** START OF THE INPUT **

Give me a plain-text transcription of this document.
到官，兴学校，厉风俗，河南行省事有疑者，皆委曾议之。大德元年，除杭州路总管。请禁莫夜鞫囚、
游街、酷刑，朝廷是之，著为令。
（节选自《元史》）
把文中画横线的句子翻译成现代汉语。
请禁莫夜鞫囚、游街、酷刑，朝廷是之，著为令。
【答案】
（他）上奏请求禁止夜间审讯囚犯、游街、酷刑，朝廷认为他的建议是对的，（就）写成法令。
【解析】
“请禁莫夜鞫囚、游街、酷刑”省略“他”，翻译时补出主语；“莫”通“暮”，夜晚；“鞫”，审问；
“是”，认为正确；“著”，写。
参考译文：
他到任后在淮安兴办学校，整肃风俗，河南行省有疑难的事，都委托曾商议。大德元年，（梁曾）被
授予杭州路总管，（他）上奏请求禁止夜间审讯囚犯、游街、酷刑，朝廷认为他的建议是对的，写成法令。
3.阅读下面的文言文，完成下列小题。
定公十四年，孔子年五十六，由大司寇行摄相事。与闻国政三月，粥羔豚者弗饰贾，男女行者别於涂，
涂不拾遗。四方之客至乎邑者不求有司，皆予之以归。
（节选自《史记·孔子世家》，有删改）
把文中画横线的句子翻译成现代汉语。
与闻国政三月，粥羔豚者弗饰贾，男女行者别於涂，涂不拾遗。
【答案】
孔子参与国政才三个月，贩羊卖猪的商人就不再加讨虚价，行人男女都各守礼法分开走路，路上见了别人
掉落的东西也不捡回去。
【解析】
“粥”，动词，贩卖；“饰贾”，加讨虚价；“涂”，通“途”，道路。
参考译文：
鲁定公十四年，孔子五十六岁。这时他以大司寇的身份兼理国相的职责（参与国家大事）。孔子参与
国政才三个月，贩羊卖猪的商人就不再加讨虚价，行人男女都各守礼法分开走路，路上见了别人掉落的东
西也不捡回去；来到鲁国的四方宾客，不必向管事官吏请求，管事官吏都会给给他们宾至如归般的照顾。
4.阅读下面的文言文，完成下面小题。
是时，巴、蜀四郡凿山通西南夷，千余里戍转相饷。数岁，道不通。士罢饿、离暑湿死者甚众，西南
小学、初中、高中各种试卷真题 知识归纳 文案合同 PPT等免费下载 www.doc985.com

** END OF THE INPUT **

* GIVEN INSTRUCTION:
Retype the data exactly as given.

* TASK RESULT:
Give me a plain-text transcription of this document.
到官，兴学校，厉风俗，河南行省事有疑者，皆委曾议之。大德元年，除杭州路总管。请禁莫夜鞫囚、
游街、酷刑，朝廷是之，著为令。
（节选自《元史》）
把文中画横线的句子翻译成现代汉语。
请禁莫夜鞫囚、游街、酷刑，朝廷是之，著为令。
【答案】
（他）上奏请求禁止夜间审讯囚犯、游街、酷刑，朝廷认为他的建议是对的，（就）写成法令。
【解析】
“请禁莫夜鞫囚、游街、酷刑”省略“他”，翻译时补出主语；“莫”通“暮”，夜晚；“鞫”，审问；
“是”，认为正确；“著”，写。
参考译文：
他到任后在淮安兴办学校，整肃风俗，河南行省有疑难的事，都委托曾商议。大德元年，（梁曾）被
授予杭州路总管，（他）上奏请求禁止夜间审讯囚犯、游街、酷刑，朝廷认为他的建议是对的，写成法令。
3.阅读下面的文言文，完成下列小题。
定公十四年，孔子年五十六，由大司寇行摄相事。与闻国政三月，粥羔豚者弗饰贾，男女行者别於涂，
涂不拾遗。四方之客至乎邑者不求有司，皆予之以归。
（节选自《史记·孔子世家》，有删改）
把文中画横线的句子翻译成现代汉语。
与闻国政三月，粥羔豚者弗饰贾，男女行者别於涂，涂不拾遗。
【答案】
孔子参与国政才三个月，贩羊卖猪的商人就不再加讨虚价，行人男女都各守礼法分开走路，路上见了别人
掉落的东西也不捡回去。
【解析】
“粥”，动词，贩卖；“饰贾”，加讨虚价；“涂”，通“途”，道路。
参考译文：
鲁定公十四年，孔子五十六岁。这时他以大司寇的身份兼理国相的职责（参与国家大事）。孔子参与
国政才三个月，贩羊卖猪的商人就不再加讨虚价，行人男女都各守礼法分开走路，路上见了别人掉落的东
西也不捡回去；来到鲁国的四方宾客，不必向管事官吏请求，管事官吏都会给给他们宾至如归般的照顾。
4.阅读下面的文言文，完成下面小题。
是时，巴、蜀四郡凿山通西南夷，千余里戍转相饷。数岁，道不通。士罢饿、离暑湿死者甚众，西南
小学、初中、高中各种试卷真题 知识归纳 文案合同 PPT等免费下载 www.doc985.com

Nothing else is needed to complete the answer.